▸ Given problem
Check every line of the entries for "screenshot", and copy the lines that hold it.

▸ Records shown
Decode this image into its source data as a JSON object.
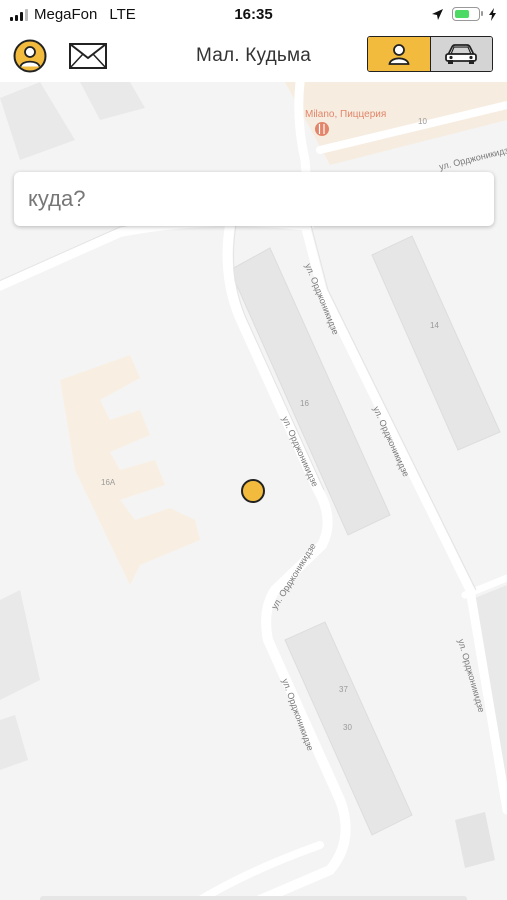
{
  "status_bar": {
    "carrier": "MegaFon",
    "network": "LTE",
    "time": "16:35"
  },
  "header": {
    "title": "Мал. Кудьма",
    "profile_icon": "person-circle-icon",
    "messages_icon": "envelope-icon",
    "mode_toggle": {
      "options": [
        "passenger",
        "driver"
      ],
      "selected": "passenger"
    }
  },
  "search": {
    "placeholder": "куда?"
  },
  "map": {
    "poi": "Milano, Пиццерия",
    "streets": [
      "ул. Орджоникидзе",
      "ул. Орджоникидзе",
      "ул. Орджоникидзе",
      "ул. Орджоникидзе",
      "ул. Орджоникидзе",
      "ул. Орджоникидзе",
      "ул. Орджоникидзе"
    ],
    "houses": [
      "10",
      "14",
      "16",
      "16А",
      "37",
      "30"
    ]
  },
  "colors": {
    "accent": "#f3bb3d",
    "map_background": "#f4f4f4",
    "poi_color": "#e2856a"
  }
}
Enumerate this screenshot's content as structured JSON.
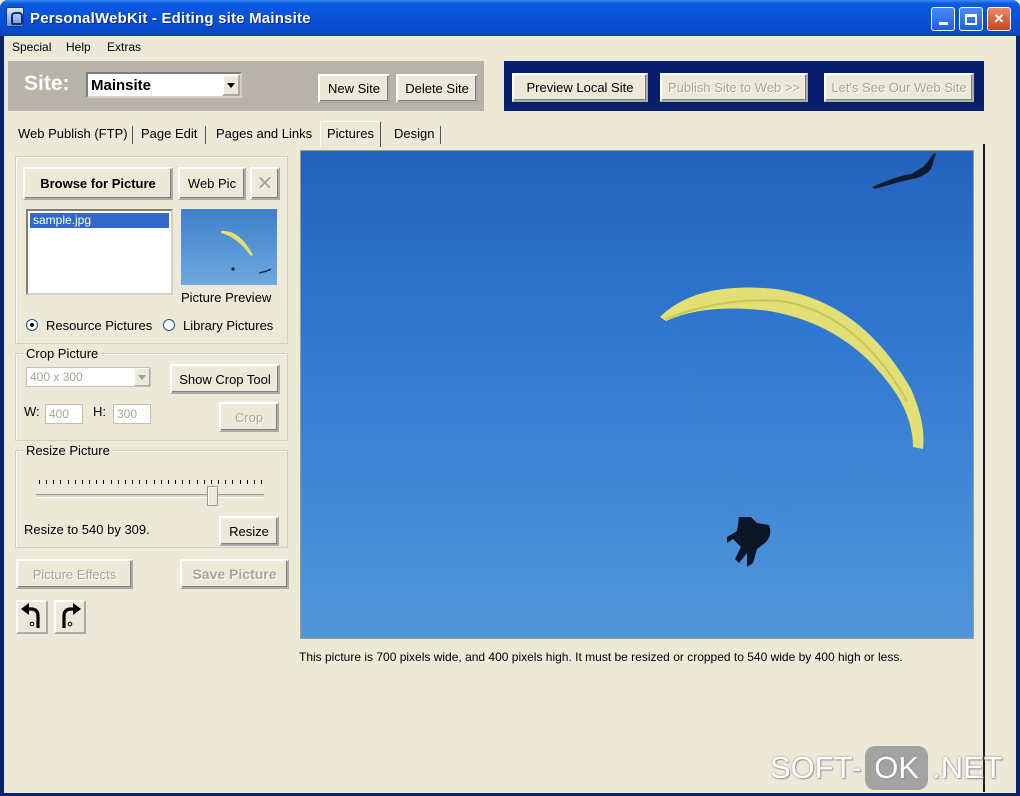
{
  "window": {
    "title": "PersonalWebKit - Editing site Mainsite",
    "minimize": "minimize",
    "maximize": "maximize",
    "close": "✕"
  },
  "menu": [
    "Special",
    "Help",
    "Extras"
  ],
  "site": {
    "label": "Site:",
    "selected": "Mainsite",
    "new_site": "New Site",
    "delete_site": "Delete Site"
  },
  "actions": {
    "preview_local": "Preview Local Site",
    "publish_web": "Publish Site to Web >>",
    "see_web_site": "Let's See Our Web Site"
  },
  "tabs": [
    {
      "label": "Web Publish (FTP)",
      "active": false
    },
    {
      "label": "Page Edit",
      "active": false
    },
    {
      "label": "Pages and Links",
      "active": false
    },
    {
      "label": "Pictures",
      "active": true
    },
    {
      "label": "Design",
      "active": false
    }
  ],
  "pictures": {
    "browse": "Browse for Picture",
    "web_pic": "Web Pic",
    "remove": "✕",
    "files": [
      "sample.jpg"
    ],
    "preview_caption": "Picture Preview",
    "source_options": [
      {
        "label": "Resource Pictures",
        "checked": true
      },
      {
        "label": "Library Pictures",
        "checked": false
      }
    ]
  },
  "crop": {
    "title": "Crop Picture",
    "size": "400 x 300",
    "show_tool": "Show Crop Tool",
    "w_label": "W:",
    "w_value": "400",
    "h_label": "H:",
    "h_value": "300",
    "crop_button": "Crop"
  },
  "resize": {
    "title": "Resize Picture",
    "slider_level": 0.77,
    "status": "Resize to 540 by 309.",
    "button": "Resize"
  },
  "bottom_buttons": {
    "effects": "Picture Effects",
    "save": "Save Picture"
  },
  "rotate": {
    "left": "rotate-left-icon",
    "right": "rotate-right-icon"
  },
  "info": "This picture is 700 pixels wide, and 400 pixels high. It must be resized or cropped to 540 wide by 400 high or less.",
  "watermark": {
    "left": "SOFT-",
    "mid": "OK",
    "right": ".NET"
  },
  "colors": {
    "titlebar": "#0751d8",
    "selection": "#316ac5",
    "preview_panel": "#0a1e6e",
    "sky": "#2f76cf",
    "glider": "#e2df74"
  }
}
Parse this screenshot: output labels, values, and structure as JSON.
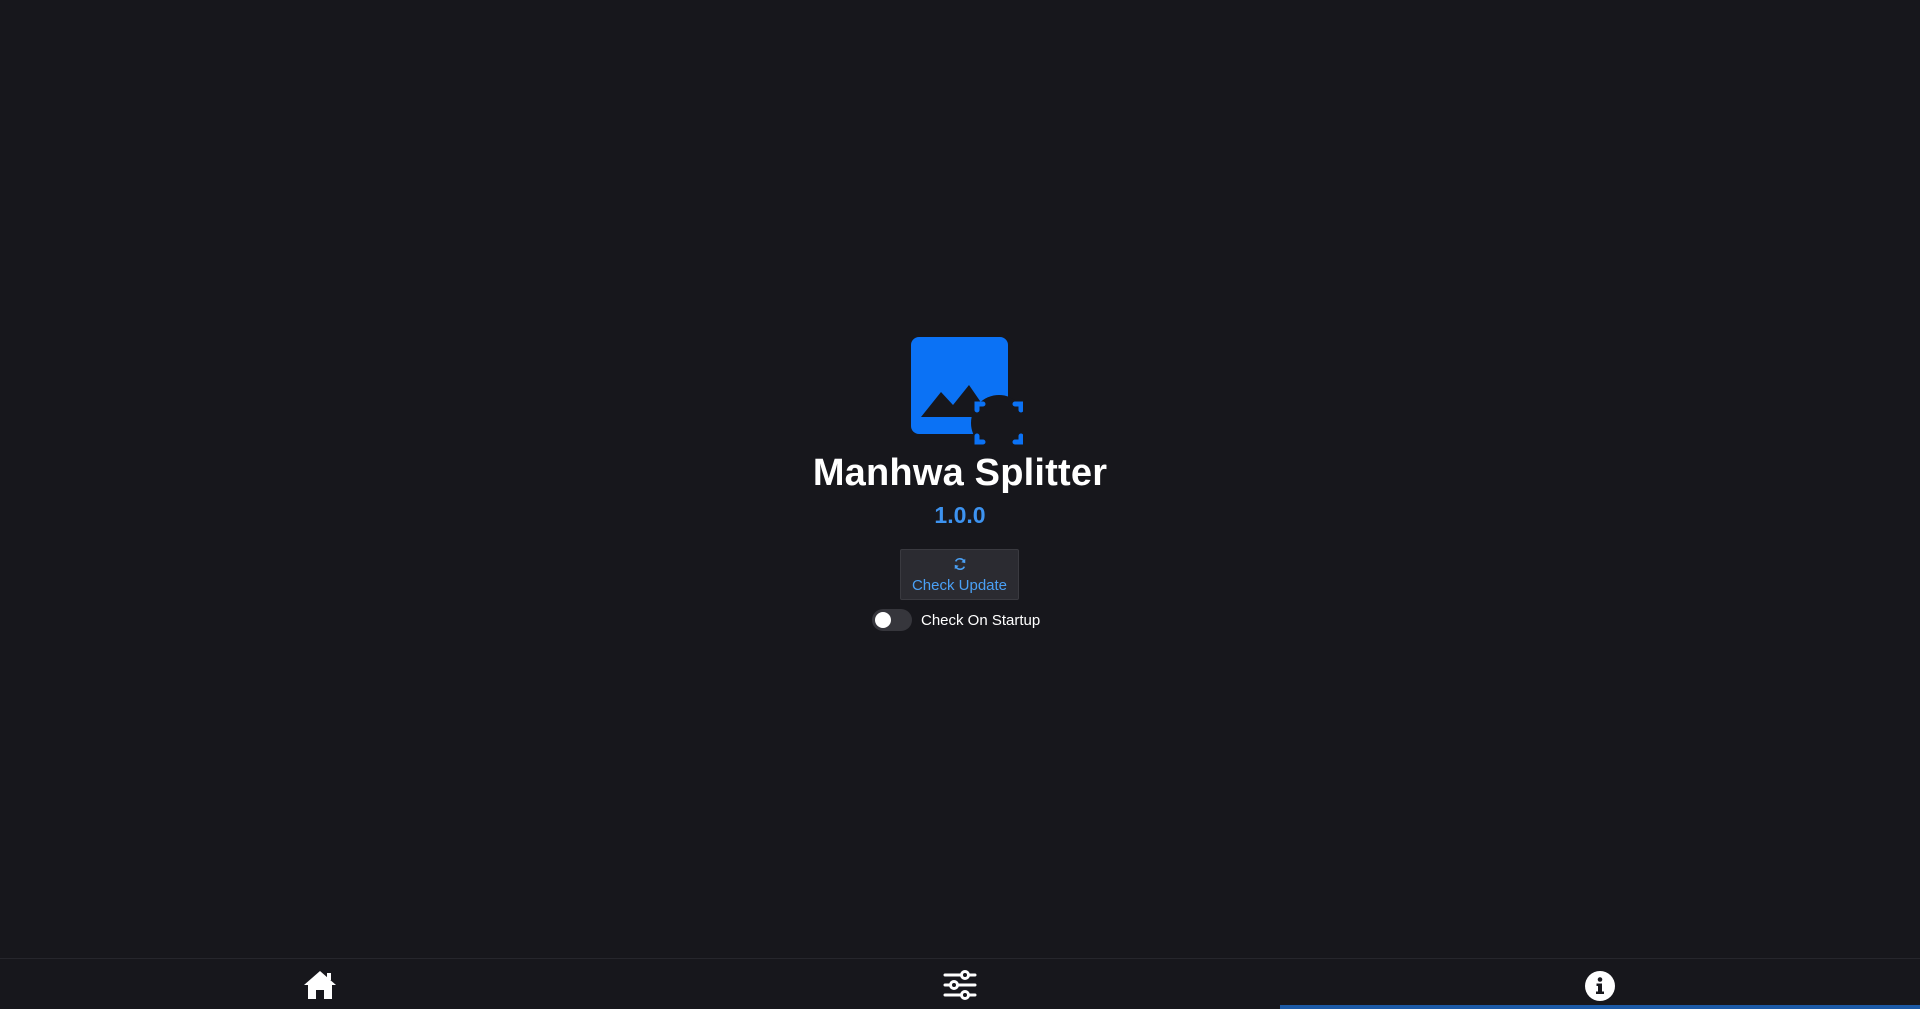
{
  "app": {
    "name": "Manhwa Splitter",
    "version": "1.0.0",
    "accent_color": "#0b72f5"
  },
  "update": {
    "button_label": "Check Update",
    "icon": "refresh-icon"
  },
  "startup_toggle": {
    "label": "Check On Startup",
    "enabled": false
  },
  "nav": {
    "items": [
      {
        "id": "home",
        "icon": "home-icon",
        "active": false
      },
      {
        "id": "settings",
        "icon": "sliders-icon",
        "active": false
      },
      {
        "id": "about",
        "icon": "info-icon",
        "active": true
      }
    ],
    "active_indicator_color": "#1c5aa6"
  }
}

▸ Correct output
Enumerate this screenshot's content as structured JSON.
Parse this screenshot: output labels, values, and structure as JSON.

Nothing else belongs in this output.